### The request:
Gather the lines that hold the string "structured".

### Data to process:
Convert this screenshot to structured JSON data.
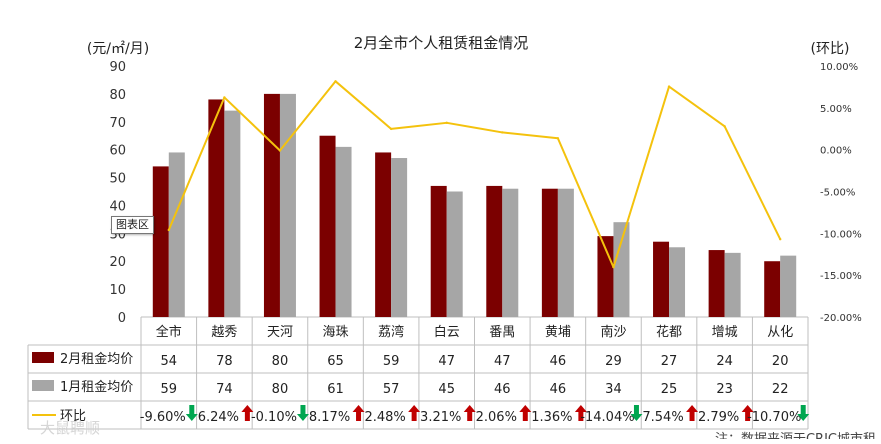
{
  "chart_data": {
    "type": "bar",
    "title": "2月全市个人租赁租金情况",
    "y_left_unit": "(元/㎡/月)",
    "y_right_unit": "(环比)",
    "ylim": [
      0,
      90
    ],
    "yticks": [
      "0",
      "10",
      "20",
      "30",
      "40",
      "50",
      "60",
      "70",
      "80",
      "90"
    ],
    "y2lim": [
      -20,
      10
    ],
    "y2ticks": [
      "-20.00%",
      "-15.00%",
      "-10.00%",
      "-5.00%",
      "0.00%",
      "5.00%",
      "10.00%"
    ],
    "categories": [
      "全市",
      "越秀",
      "天河",
      "海珠",
      "荔湾",
      "白云",
      "番禺",
      "黄埔",
      "南沙",
      "花都",
      "增城",
      "从化"
    ],
    "series": [
      {
        "name": "2月租金均价",
        "type": "bar",
        "color": "#7b0000",
        "values": [
          54,
          78,
          80,
          65,
          59,
          47,
          47,
          46,
          29,
          27,
          24,
          20
        ],
        "display": [
          "54",
          "78",
          "80",
          "65",
          "59",
          "47",
          "47",
          "46",
          "29",
          "27",
          "24",
          "20"
        ]
      },
      {
        "name": "1月租金均价",
        "type": "bar",
        "color": "#a6a6a6",
        "values": [
          59,
          74,
          80,
          61,
          57,
          45,
          46,
          46,
          34,
          25,
          23,
          22
        ],
        "display": [
          "59",
          "74",
          "80",
          "61",
          "57",
          "45",
          "46",
          "46",
          "34",
          "25",
          "23",
          "22"
        ]
      },
      {
        "name": "环比",
        "type": "line",
        "axis": "right",
        "color": "#f4c20d",
        "values": [
          -9.6,
          6.24,
          -0.1,
          8.17,
          2.48,
          3.21,
          2.06,
          1.36,
          -14.04,
          7.54,
          2.79,
          -10.7
        ],
        "display": [
          "-9.60%",
          "6.24%",
          "-0.10%",
          "8.17%",
          "2.48%",
          "3.21%",
          "2.06%",
          "1.36%",
          "-14.04%",
          "7.54%",
          "2.79%",
          "-10.70%"
        ]
      }
    ],
    "trend_arrows": [
      "down",
      "up",
      "down",
      "up",
      "up",
      "up",
      "up",
      "up",
      "down",
      "up",
      "up",
      "down"
    ],
    "arrow_colors": {
      "up": "#c00000",
      "down": "#00a650"
    },
    "tooltip": "图表区",
    "footer_note": "注：数据来源于CRIC城市租",
    "watermark_left": "大鼠聘顺",
    "grid": false,
    "legend": "table-bottom"
  }
}
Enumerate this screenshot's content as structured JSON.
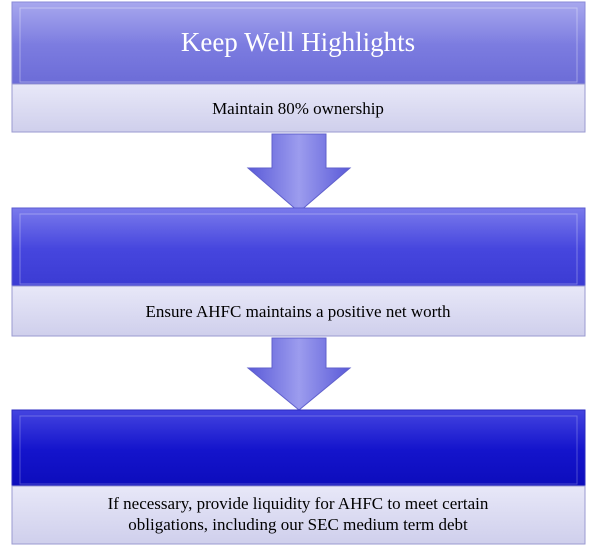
{
  "header": {
    "title": "Keep Well Highlights"
  },
  "steps": [
    {
      "lines": [
        "Maintain 80% ownership"
      ]
    },
    {
      "lines": [
        "Ensure AHFC maintains a positive net worth"
      ]
    },
    {
      "lines": [
        "If necessary, provide liquidity for AHFC to meet certain",
        "obligations, including our SEC medium term debt"
      ]
    }
  ]
}
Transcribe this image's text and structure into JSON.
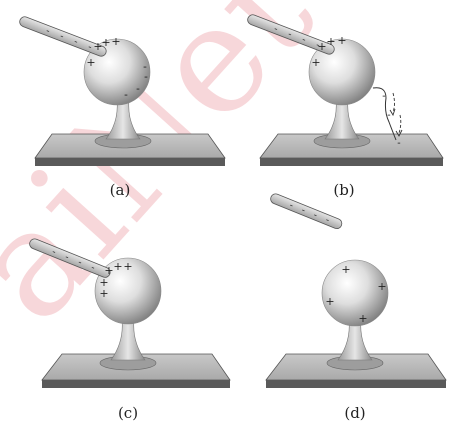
{
  "panels": [
    {
      "id": "a",
      "label": "(a)",
      "rod": true,
      "rod_touching": false,
      "sphere_charges": [
        {
          "sign": "+",
          "region": "upper-left"
        },
        {
          "sign": "+",
          "region": "upper-left"
        },
        {
          "sign": "+",
          "region": "upper-left"
        },
        {
          "sign": "+",
          "region": "left"
        },
        {
          "sign": "-",
          "region": "right"
        },
        {
          "sign": "-",
          "region": "right"
        },
        {
          "sign": "-",
          "region": "right"
        },
        {
          "sign": "-",
          "region": "lower-right"
        }
      ],
      "ground_wire": false
    },
    {
      "id": "b",
      "label": "(b)",
      "rod": true,
      "rod_touching": false,
      "sphere_charges": [
        {
          "sign": "+",
          "region": "upper-left"
        },
        {
          "sign": "+",
          "region": "upper-left"
        },
        {
          "sign": "+",
          "region": "upper-left"
        },
        {
          "sign": "+",
          "region": "left"
        }
      ],
      "ground_wire": true,
      "ground_wire_charges": [
        "-",
        "-",
        "-"
      ]
    },
    {
      "id": "c",
      "label": "(c)",
      "rod": true,
      "rod_touching": true,
      "sphere_charges": [
        {
          "sign": "+",
          "region": "upper-left"
        },
        {
          "sign": "+",
          "region": "upper-left"
        },
        {
          "sign": "+",
          "region": "upper-left"
        },
        {
          "sign": "+",
          "region": "left"
        },
        {
          "sign": "+",
          "region": "left"
        }
      ],
      "ground_wire": false
    },
    {
      "id": "d",
      "label": "(d)",
      "rod": true,
      "rod_touching": false,
      "rod_separate": true,
      "sphere_charges": [
        {
          "sign": "+",
          "region": "top"
        },
        {
          "sign": "+",
          "region": "right"
        },
        {
          "sign": "+",
          "region": "left"
        },
        {
          "sign": "+",
          "region": "bottom-right"
        }
      ],
      "ground_wire": false
    }
  ],
  "rod_charge_sign": "-",
  "watermark": "aiNet",
  "colors": {
    "sphere_light": "#f5f5f5",
    "sphere_dark": "#8a8a8a",
    "base_top": "#b8b8b8",
    "base_side": "#5a5a5a",
    "rod": "#c9c9c9",
    "watermark": "#f4c9cc"
  }
}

### Result of the task:
Convert this screenshot to structured JSON data.
Enumerate this screenshot's content as structured JSON.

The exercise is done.